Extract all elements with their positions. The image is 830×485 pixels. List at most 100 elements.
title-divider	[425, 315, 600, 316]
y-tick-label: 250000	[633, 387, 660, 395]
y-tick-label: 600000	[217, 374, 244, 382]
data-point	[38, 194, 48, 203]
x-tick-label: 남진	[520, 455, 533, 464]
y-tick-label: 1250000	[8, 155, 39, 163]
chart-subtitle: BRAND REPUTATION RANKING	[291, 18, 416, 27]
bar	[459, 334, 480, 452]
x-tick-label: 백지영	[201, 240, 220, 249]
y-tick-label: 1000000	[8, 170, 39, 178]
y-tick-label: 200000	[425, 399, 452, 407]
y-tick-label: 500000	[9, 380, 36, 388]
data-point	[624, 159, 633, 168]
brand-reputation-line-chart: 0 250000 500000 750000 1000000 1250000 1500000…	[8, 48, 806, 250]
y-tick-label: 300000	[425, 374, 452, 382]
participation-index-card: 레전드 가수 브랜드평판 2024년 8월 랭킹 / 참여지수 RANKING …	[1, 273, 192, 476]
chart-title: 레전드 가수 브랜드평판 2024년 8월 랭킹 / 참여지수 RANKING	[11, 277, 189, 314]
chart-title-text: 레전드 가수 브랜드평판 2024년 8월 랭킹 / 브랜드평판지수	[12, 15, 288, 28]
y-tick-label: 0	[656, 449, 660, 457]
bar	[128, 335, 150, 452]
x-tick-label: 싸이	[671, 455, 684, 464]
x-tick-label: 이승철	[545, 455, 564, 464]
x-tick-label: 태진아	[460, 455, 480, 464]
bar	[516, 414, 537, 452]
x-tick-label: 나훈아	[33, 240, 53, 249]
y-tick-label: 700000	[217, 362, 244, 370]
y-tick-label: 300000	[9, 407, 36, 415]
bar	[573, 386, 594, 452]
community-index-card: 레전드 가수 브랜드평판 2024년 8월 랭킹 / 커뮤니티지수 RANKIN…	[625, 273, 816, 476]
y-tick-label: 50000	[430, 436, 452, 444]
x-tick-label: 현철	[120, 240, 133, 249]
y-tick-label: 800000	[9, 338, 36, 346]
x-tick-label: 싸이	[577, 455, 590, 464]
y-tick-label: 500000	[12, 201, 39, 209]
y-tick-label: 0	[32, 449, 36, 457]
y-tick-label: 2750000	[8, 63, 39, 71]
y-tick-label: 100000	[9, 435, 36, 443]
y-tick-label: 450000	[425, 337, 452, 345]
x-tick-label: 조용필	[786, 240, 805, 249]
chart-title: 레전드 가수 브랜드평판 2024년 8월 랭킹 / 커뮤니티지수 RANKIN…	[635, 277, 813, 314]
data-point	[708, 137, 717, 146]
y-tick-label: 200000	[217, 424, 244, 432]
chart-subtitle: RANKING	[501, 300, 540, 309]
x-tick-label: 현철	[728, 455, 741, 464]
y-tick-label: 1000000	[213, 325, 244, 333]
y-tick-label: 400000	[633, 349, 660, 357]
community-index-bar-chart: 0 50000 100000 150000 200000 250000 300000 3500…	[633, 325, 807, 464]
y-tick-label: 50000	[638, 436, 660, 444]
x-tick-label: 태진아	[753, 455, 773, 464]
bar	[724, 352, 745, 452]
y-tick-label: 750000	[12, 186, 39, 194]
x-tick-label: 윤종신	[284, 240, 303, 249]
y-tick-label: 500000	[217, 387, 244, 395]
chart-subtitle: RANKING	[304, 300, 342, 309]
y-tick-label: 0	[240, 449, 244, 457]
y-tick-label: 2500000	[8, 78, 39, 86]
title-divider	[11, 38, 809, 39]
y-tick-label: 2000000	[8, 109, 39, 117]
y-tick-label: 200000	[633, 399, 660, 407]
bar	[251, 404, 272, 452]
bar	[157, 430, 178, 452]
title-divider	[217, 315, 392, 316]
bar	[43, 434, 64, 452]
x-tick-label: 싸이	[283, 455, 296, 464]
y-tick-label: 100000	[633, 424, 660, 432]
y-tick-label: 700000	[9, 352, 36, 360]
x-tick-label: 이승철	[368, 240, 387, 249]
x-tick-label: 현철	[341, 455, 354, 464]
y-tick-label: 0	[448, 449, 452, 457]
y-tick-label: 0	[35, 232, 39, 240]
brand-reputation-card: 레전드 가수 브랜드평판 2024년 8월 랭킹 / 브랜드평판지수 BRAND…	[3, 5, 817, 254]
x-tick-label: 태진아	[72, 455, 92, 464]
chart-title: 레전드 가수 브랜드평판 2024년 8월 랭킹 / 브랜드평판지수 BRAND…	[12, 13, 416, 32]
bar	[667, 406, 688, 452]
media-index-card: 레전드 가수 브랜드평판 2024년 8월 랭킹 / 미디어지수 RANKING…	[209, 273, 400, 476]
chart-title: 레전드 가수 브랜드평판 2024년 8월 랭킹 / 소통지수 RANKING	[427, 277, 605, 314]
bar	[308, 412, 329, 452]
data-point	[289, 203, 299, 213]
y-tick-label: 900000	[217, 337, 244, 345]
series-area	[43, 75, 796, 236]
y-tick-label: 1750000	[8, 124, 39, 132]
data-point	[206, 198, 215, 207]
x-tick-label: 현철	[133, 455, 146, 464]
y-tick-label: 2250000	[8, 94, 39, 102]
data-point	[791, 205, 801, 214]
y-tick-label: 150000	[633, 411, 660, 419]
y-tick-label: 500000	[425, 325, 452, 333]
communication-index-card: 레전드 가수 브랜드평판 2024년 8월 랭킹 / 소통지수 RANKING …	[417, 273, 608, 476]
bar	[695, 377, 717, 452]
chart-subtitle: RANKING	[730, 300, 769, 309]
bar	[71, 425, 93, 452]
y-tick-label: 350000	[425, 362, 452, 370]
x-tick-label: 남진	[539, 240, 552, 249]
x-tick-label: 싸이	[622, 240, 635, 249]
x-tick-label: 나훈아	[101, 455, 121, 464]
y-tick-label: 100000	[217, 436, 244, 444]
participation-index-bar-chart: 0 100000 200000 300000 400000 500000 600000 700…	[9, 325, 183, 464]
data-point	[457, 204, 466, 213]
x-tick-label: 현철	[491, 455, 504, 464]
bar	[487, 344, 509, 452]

------------------------------------------------

▸ **What you should do**
Can you give the rows from the start through the line with "240, 220, 249]" again, switching "data-point" to "marker" and leaving everything else unchanged?

▸ **Answer to the exercise**
Extract all elements with their positions. The image is 830×485 pixels. List at most 100 elements.
title-divider	[425, 315, 600, 316]
y-tick-label: 250000	[633, 387, 660, 395]
y-tick-label: 600000	[217, 374, 244, 382]
marker	[38, 194, 48, 203]
x-tick-label: 남진	[520, 455, 533, 464]
y-tick-label: 1250000	[8, 155, 39, 163]
chart-subtitle: BRAND REPUTATION RANKING	[291, 18, 416, 27]
bar	[459, 334, 480, 452]
x-tick-label: 백지영	[201, 240, 220, 249]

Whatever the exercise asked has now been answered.